La discusión en torno a la Modernización del Estado se ha visto limitada así a una discusión sobre cómo reducir el aparato público sin una reflexión estratégica más profunda. Por otro lado, dicha discusión ha relegado a un segundo plano los costos asociados a una reforma del Estado que no considere las múltiples funciones que cumple dentro de la sociedad y la economía. Reducir drásticamente el aparato estatal y flexibilizar el empleo público sin los resguardos necesarios podría deteriorar las condiciones de trabajo de los funcionarios y por ende, afectar la calidad de los servicios que el Estado entrega, incluyendo la salud, seguridad y educación, aumentando la desprotección social. Todo ello podría generar mayor incertidumbre y desorden para quienes interactúan con el Estado día a día.
A su vez, los Estados contemporáneos juegan un rol estratégico en el desarrollo de los países a través del apoyo, acompañamiento y liderazgo de distintas actividades económicas. En ese sentido, la reducción del Estado no necesariamente se traducirá en crecimiento económico. Dicha premisa omite al menos el claro agotamiento del modelo productivo chileno que hemos observado las últimas décadas, así como el rol estratégico del Estado en la superación del estancamiento económico.
Es imposible, no obstante, ignorar la urgente necesidad de un Estado más eficiente y profesionalizado, que no se ahogue en burocracia, con procesos ágiles y trámites simplificados. Como pilares fundamentales de esta transformación se deben considerar, como alternativa a las propuestas que han circulado, una reforma integral del empleo público que promueva su profesionalización, estableciendo incentivos claros para una carrera funcionaria basada en el mérito, junto con un nuevo sistema de evaluación adaptado a los desafíos actuales. Dicha reforma debe estructurarse en torno a dos principios, garantizando por un lado el trabajo decente dentro del Estado y, por otro, separando con claridad al funcionariado del Estado de aquel de gobierno. De igual forma, se debe avanzar en reglas claras que faciliten la movilidad horizontal de los funcionarios públicos y el fortalecimiento del sistema de capacitaciones.

Tu consigna:
Copia del pasaje sobre la modernización del Estado el fragmento que empieza en las palabras "A su vez, los" y termina después de "del estancamiento económico.". Apóyate únicamente en el pasaje sobre la modernización del Estado.

Líneas proporcionadas:
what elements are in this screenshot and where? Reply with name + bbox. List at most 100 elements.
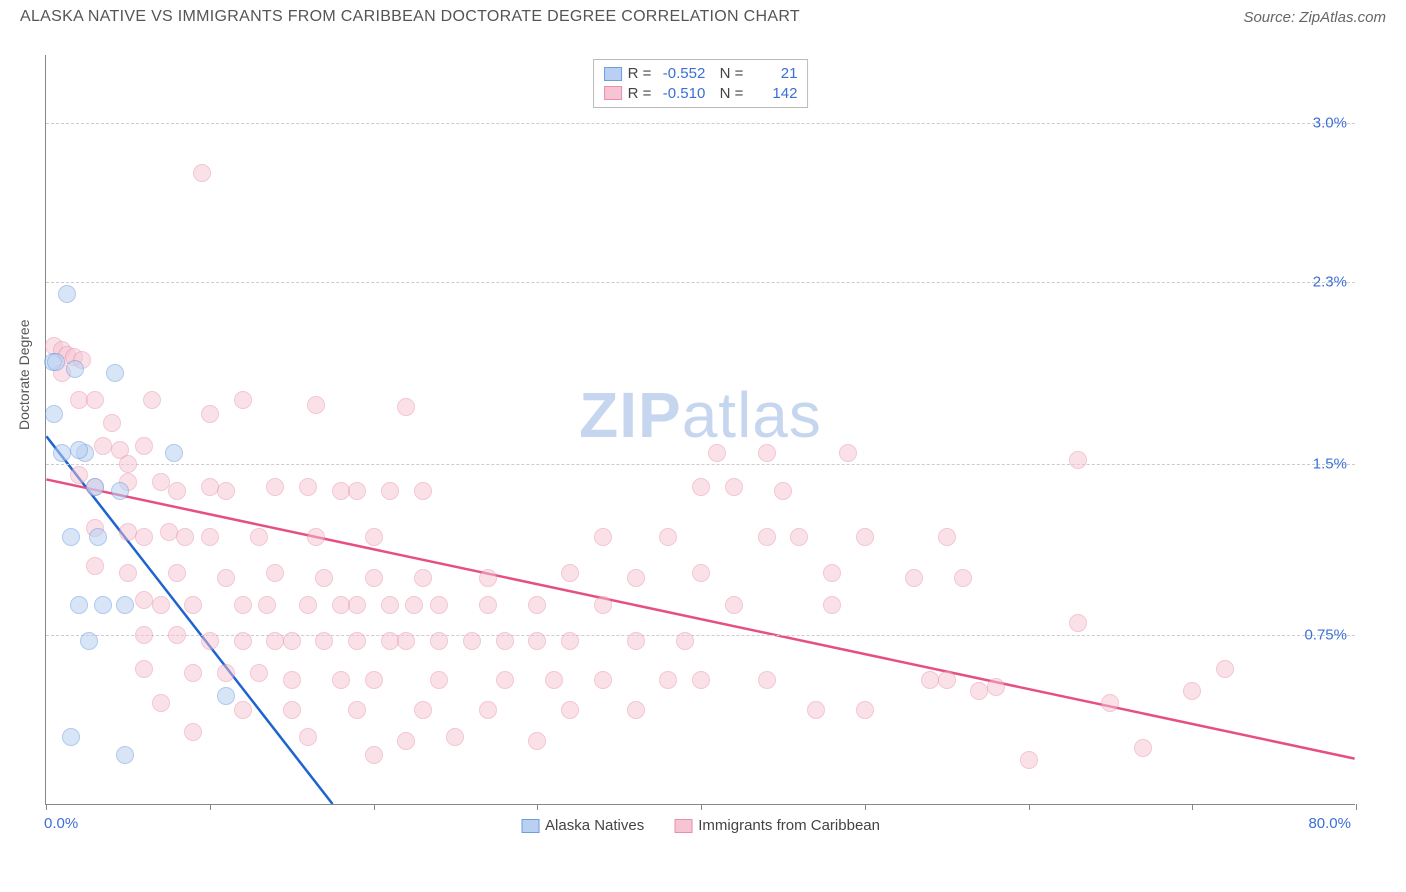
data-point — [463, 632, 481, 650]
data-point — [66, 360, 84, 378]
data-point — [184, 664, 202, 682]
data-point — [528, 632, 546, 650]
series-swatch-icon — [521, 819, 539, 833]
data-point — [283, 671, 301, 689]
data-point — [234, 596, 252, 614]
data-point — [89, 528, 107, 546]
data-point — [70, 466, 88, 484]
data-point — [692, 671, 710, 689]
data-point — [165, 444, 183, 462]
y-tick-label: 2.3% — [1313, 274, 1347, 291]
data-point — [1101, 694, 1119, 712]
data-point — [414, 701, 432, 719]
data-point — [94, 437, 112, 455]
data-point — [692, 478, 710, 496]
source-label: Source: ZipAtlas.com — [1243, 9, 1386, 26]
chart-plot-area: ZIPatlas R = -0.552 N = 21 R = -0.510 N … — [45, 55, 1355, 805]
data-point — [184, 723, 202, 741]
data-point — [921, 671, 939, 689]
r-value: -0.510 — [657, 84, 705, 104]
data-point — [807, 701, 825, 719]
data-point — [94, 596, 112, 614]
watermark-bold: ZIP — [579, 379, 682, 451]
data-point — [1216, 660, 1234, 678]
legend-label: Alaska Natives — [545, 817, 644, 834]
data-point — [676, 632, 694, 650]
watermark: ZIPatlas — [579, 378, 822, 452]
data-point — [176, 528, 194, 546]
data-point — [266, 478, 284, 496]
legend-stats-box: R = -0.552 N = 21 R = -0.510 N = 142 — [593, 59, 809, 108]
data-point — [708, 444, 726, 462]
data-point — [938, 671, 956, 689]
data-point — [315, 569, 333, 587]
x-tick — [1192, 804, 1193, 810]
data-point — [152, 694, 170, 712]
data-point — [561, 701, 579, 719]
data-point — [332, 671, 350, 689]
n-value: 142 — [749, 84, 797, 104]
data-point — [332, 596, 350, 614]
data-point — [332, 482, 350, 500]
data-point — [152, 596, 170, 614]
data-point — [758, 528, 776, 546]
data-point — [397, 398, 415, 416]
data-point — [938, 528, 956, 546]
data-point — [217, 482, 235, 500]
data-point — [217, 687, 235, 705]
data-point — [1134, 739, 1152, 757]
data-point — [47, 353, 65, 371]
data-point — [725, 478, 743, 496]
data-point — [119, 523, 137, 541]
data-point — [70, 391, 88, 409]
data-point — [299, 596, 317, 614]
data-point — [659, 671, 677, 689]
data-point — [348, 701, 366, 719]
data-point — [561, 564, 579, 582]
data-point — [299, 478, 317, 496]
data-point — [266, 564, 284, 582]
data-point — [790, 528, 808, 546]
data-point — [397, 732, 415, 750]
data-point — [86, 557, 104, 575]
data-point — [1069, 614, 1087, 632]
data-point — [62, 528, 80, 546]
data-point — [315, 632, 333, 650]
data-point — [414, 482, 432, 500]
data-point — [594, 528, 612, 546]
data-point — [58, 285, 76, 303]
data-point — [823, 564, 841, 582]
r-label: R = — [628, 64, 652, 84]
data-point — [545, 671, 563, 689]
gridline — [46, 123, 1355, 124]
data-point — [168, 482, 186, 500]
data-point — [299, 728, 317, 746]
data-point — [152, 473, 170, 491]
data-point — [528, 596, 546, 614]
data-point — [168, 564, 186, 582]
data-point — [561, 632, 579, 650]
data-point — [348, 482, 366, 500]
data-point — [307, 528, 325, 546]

Resultado del ejercicio:
A su vez, los Estados contemporáneos juegan un rol estratégico en el desarrollo de los países a través del apoyo, acompañamiento y liderazgo de distintas actividades económicas. En ese sentido, la reducción del Estado no necesariamente se traducirá en crecimiento económico. Dicha premisa omite al menos el claro agotamiento del modelo productivo chileno que hemos observado las últimas décadas, así como el rol estratégico del Estado en la superación del estancamiento económico.